▶ _TO DO_: Below is a listing. Gather each line of it that contains "zgsydw".

= = = = = = =

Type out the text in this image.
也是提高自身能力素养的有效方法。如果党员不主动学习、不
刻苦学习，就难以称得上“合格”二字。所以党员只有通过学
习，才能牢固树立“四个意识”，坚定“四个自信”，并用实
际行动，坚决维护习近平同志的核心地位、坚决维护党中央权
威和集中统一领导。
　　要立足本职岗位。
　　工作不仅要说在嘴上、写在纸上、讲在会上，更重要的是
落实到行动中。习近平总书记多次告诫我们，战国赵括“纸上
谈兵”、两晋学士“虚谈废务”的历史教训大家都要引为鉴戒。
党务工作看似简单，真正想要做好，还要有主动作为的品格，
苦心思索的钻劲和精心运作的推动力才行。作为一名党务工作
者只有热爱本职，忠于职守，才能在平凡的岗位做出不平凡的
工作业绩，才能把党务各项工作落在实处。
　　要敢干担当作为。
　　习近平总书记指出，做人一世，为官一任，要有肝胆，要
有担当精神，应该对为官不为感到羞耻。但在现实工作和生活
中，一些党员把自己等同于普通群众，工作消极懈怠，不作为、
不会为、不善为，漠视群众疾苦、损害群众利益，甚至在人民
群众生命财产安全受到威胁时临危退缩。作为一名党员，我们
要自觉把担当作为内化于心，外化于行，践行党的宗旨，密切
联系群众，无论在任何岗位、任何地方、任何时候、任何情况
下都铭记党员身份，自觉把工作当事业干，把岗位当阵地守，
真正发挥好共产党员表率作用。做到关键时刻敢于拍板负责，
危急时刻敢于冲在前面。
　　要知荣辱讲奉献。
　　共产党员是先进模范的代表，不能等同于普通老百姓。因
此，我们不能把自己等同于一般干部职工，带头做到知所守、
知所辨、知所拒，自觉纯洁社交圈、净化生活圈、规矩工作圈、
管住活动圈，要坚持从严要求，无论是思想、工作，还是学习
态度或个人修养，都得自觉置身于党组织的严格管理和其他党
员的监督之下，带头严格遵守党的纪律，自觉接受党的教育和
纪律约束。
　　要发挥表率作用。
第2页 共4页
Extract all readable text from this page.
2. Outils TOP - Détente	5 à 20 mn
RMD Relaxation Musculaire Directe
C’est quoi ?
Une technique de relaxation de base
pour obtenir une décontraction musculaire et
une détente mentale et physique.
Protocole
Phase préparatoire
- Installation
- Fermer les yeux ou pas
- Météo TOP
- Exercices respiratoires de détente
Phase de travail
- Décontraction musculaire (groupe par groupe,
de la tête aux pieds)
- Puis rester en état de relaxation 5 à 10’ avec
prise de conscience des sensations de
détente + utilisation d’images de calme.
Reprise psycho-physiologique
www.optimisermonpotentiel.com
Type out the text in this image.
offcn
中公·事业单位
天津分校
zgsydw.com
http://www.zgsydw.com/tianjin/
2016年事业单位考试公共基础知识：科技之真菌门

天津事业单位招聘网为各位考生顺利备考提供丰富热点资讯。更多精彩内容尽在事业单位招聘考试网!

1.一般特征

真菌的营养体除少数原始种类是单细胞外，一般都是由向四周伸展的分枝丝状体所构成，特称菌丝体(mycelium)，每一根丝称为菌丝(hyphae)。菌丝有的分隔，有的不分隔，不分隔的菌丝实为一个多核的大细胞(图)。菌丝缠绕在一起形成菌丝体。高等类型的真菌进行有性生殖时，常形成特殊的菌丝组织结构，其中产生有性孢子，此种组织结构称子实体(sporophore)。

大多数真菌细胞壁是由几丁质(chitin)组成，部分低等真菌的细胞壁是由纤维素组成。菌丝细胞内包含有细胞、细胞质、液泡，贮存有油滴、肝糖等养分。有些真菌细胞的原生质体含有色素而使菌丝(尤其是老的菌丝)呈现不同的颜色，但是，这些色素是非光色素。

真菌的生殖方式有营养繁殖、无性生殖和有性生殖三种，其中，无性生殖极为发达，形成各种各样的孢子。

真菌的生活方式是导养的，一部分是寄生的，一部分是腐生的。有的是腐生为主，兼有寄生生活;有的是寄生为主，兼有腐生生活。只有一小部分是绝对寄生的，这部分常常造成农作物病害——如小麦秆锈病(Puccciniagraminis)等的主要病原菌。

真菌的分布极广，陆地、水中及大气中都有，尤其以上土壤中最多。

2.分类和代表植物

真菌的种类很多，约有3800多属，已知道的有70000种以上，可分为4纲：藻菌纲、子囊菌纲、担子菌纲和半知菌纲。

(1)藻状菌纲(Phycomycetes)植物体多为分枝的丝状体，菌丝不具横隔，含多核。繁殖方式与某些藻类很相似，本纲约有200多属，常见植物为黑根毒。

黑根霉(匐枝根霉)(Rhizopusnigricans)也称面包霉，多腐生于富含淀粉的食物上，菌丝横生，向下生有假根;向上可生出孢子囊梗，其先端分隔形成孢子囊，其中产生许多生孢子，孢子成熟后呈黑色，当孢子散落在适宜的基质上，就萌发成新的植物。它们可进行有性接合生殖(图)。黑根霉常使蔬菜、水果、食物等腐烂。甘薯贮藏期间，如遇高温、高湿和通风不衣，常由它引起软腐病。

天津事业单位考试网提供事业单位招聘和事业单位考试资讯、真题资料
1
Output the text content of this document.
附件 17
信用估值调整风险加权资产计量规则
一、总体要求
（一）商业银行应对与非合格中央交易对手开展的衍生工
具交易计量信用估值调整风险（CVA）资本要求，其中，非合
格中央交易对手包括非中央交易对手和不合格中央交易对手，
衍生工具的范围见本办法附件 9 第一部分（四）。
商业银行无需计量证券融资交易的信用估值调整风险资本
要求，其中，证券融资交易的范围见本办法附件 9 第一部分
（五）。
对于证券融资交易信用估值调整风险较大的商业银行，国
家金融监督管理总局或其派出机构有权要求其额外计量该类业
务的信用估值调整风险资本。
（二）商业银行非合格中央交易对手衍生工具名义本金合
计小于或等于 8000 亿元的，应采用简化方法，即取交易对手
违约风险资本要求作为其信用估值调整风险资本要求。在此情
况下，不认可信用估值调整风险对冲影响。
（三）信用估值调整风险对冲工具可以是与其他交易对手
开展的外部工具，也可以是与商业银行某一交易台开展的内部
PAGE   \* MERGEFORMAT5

= = = = = = =

▶ _RESULT OF THE EXERCISE_:
zgsydw.com
http://www.zgsydw.com/tianjin/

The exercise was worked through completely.